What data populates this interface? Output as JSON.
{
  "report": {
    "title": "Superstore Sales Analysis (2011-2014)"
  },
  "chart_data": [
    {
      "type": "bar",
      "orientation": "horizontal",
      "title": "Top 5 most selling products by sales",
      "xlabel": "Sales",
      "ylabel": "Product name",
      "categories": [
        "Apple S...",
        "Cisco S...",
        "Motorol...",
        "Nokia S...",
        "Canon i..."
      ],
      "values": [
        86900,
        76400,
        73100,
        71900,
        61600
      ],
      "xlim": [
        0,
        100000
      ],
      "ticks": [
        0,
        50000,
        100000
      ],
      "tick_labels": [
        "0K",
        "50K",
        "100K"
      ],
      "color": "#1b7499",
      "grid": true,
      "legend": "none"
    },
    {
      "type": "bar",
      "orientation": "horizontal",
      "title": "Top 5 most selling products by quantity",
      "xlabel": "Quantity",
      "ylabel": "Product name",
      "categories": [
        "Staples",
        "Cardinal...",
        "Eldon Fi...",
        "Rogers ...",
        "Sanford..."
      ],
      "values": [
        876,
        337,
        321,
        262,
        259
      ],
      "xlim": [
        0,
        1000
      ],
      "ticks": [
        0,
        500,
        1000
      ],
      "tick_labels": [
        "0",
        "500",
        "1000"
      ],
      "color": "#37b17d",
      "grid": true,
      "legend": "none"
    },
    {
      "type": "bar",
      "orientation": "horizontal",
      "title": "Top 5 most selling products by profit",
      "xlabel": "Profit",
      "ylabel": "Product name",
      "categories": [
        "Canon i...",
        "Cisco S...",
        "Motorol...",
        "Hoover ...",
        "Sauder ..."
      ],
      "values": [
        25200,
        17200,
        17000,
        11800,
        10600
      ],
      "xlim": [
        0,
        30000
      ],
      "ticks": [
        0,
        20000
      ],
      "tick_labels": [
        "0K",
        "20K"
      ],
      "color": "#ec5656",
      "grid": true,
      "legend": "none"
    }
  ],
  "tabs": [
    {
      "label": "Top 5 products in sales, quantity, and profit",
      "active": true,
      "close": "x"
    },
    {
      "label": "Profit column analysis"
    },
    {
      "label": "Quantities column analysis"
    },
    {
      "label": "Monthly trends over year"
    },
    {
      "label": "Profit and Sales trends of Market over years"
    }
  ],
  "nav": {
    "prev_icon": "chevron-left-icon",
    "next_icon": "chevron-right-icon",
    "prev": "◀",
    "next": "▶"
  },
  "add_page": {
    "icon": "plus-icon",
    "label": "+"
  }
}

__Instructions for the task__. Quote the listing in full, please, keeping every line exact.

__Output of the exercise__.
What data populates this interface? Output as JSON.
{
  "report": {
    "title": "Superstore Sales Analysis (2011-2014)"
  },
  "chart_data": [
    {
      "type": "bar",
      "orientation": "horizontal",
      "title": "Top 5 most selling products by sales",
      "xlabel": "Sales",
      "ylabel": "Product name",
      "categories": [
        "Apple S...",
        "Cisco S...",
        "Motorol...",
        "Nokia S...",
        "Canon i..."
      ],
      "values": [
        86900,
        76400,
        73100,
        71900,
        61600
      ],
      "xlim": [
        0,
        100000
      ],
      "ticks": [
        0,
        50000,
        100000
      ],
      "tick_labels": [
        "0K",
        "50K",
        "100K"
      ],
      "color": "#1b7499",
      "grid": true,
      "legend": "none"
    },
    {
      "type": "bar",
      "orientation": "horizontal",
      "title": "Top 5 most selling products by quantity",
      "xlabel": "Quantity",
      "ylabel": "Product name",
      "categories": [
        "Staples",
        "Cardinal...",
        "Eldon Fi...",
        "Rogers ...",
        "Sanford..."
      ],
      "values": [
        876,
        337,
        321,
        262,
        259
      ],
      "xlim": [
        0,
        1000
      ],
      "ticks": [
        0,
        500,
        1000
      ],
      "tick_labels": [
        "0",
        "500",
        "1000"
      ],
      "color": "#37b17d",
      "grid": true,
      "legend": "none"
    },
    {
      "type": "bar",
      "orientation": "horizontal",
      "title": "Top 5 most selling products by profit",
      "xlabel": "Profit",
      "ylabel": "Product name",
      "categories": [
        "Canon i...",
        "Cisco S...",
        "Motorol...",
        "Hoover ...",
        "Sauder ..."
      ],
      "values": [
        25200,
        17200,
        17000,
        11800,
        10600
      ],
      "xlim": [
        0,
        30000
      ],
      "ticks": [
        0,
        20000
      ],
      "tick_labels": [
        "0K",
        "20K"
      ],
      "color": "#ec5656",
      "grid": true,
      "legend": "none"
    }
  ],
  "tabs": [
    {
      "label": "Top 5 products in sales, quantity, and profit",
      "active": true,
      "close": "x"
    },
    {
      "label": "Profit column analysis"
    },
    {
      "label": "Quantities column analysis"
    },
    {
      "label": "Monthly trends over year"
    },
    {
      "label": "Profit and Sales trends of Market over years"
    }
  ],
  "nav": {
    "prev_icon": "chevron-left-icon",
    "next_icon": "chevron-right-icon",
    "prev": "◀",
    "next": "▶"
  },
  "add_page": {
    "icon": "plus-icon",
    "label": "+"
  }
}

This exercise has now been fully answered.